Written instruction: Work out how many lines contain "right". Reply with the count alone.

Material for the task:
□ □ □ □ □ □ □

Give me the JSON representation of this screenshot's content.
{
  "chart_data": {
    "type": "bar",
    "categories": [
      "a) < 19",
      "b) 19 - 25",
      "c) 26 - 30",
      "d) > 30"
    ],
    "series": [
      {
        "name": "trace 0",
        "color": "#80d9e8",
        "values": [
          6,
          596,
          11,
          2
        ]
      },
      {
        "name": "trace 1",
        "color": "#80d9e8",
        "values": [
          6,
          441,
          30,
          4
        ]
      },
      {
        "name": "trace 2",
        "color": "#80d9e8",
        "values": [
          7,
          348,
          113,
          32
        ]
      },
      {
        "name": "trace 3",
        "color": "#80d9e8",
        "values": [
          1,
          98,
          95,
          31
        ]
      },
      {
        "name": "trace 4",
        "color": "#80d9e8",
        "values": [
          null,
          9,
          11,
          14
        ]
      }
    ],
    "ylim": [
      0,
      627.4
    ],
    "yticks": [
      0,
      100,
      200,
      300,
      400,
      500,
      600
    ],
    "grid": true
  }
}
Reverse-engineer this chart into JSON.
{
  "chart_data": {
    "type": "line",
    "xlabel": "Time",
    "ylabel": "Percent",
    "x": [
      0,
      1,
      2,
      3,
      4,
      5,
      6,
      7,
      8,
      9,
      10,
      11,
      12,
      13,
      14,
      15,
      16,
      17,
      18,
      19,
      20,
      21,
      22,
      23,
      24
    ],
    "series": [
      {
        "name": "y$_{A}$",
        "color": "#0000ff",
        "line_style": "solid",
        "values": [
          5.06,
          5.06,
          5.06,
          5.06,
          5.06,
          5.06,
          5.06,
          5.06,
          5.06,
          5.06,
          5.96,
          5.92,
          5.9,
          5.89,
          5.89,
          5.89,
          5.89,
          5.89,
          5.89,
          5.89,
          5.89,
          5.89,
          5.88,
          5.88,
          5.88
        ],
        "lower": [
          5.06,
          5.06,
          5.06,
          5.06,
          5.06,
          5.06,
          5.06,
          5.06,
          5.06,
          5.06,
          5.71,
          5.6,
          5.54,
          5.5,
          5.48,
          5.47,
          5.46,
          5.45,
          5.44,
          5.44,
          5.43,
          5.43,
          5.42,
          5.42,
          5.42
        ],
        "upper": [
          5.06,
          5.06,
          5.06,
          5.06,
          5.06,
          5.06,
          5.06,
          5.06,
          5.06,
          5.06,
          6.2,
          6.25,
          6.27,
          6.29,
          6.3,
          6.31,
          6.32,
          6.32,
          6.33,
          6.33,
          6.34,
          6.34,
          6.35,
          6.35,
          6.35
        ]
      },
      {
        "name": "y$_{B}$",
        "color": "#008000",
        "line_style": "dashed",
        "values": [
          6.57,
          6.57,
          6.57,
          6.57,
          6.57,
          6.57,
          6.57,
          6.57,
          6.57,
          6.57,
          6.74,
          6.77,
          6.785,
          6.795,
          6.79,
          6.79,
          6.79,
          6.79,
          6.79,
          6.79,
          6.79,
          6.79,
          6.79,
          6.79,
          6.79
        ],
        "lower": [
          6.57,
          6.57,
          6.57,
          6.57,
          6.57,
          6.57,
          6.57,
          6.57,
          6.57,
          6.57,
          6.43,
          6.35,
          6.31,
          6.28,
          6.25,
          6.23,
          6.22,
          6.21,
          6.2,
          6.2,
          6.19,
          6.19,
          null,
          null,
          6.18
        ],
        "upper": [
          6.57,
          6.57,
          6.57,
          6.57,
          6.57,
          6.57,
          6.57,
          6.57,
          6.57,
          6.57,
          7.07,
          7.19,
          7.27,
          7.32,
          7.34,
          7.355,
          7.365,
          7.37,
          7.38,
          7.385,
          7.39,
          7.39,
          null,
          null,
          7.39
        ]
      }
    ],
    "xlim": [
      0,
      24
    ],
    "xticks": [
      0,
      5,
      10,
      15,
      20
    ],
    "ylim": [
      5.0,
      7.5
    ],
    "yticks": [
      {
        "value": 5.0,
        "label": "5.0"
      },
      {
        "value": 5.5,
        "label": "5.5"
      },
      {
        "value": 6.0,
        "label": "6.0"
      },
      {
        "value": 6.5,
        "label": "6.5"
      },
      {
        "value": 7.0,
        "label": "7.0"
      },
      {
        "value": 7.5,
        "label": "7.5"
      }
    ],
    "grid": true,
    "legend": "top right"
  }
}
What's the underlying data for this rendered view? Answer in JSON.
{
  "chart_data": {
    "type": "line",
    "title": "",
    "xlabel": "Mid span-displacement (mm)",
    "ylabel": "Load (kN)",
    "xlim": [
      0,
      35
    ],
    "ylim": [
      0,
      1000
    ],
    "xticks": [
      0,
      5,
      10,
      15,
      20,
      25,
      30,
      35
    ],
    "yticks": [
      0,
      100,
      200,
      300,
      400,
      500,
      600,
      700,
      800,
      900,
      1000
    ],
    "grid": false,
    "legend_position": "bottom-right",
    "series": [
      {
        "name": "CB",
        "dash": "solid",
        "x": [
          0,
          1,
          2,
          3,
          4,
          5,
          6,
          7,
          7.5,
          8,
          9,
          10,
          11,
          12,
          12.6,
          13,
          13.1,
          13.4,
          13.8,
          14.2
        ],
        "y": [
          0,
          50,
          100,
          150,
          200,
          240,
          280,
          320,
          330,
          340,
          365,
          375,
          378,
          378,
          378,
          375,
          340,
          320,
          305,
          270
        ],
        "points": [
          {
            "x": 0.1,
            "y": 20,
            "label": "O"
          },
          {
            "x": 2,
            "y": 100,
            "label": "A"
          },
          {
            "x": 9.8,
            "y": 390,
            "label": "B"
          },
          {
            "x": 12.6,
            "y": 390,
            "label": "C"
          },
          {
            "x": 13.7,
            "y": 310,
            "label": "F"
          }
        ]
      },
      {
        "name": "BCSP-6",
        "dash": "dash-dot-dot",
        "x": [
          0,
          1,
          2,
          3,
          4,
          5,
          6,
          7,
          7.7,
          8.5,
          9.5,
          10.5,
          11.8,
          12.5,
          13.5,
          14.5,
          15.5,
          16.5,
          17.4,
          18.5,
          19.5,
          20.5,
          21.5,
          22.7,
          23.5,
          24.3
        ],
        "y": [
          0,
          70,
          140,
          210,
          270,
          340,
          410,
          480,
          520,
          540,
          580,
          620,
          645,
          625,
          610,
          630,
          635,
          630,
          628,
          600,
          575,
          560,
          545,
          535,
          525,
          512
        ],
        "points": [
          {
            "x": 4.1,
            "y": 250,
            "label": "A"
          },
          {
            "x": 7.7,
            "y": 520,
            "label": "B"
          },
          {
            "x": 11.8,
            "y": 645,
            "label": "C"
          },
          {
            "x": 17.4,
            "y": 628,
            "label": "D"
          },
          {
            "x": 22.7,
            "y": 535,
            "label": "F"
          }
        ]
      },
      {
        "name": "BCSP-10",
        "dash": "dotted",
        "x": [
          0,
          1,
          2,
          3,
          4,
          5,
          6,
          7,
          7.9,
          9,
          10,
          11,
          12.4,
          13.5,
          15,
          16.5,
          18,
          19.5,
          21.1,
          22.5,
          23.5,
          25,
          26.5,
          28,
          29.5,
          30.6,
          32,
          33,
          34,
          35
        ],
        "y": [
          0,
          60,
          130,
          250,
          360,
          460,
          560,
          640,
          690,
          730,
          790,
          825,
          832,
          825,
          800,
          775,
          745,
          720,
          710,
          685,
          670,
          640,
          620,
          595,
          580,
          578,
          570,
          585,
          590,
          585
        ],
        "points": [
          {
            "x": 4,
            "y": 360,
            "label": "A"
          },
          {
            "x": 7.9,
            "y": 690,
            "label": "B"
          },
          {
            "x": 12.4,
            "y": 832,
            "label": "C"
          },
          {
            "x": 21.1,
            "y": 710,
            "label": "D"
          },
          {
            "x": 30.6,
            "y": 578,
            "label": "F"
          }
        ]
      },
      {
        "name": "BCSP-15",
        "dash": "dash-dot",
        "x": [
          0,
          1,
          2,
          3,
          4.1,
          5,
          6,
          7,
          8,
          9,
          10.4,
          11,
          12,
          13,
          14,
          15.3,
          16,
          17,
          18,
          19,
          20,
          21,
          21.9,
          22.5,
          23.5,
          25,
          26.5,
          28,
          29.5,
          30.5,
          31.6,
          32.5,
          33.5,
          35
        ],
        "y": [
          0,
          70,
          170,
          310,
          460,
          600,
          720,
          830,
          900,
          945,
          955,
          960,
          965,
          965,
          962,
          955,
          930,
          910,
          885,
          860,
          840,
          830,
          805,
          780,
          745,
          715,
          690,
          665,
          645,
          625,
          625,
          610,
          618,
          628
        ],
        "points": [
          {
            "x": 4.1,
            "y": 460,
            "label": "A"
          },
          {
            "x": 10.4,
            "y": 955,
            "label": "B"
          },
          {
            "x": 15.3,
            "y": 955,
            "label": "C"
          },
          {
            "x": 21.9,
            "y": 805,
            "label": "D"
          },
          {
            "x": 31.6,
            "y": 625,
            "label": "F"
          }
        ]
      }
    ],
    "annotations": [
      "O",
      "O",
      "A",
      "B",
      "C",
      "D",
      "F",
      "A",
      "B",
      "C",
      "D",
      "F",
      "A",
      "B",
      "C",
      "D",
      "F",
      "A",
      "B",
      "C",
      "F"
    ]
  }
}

□ □ □ □ □ □ □

Exercise solution: 2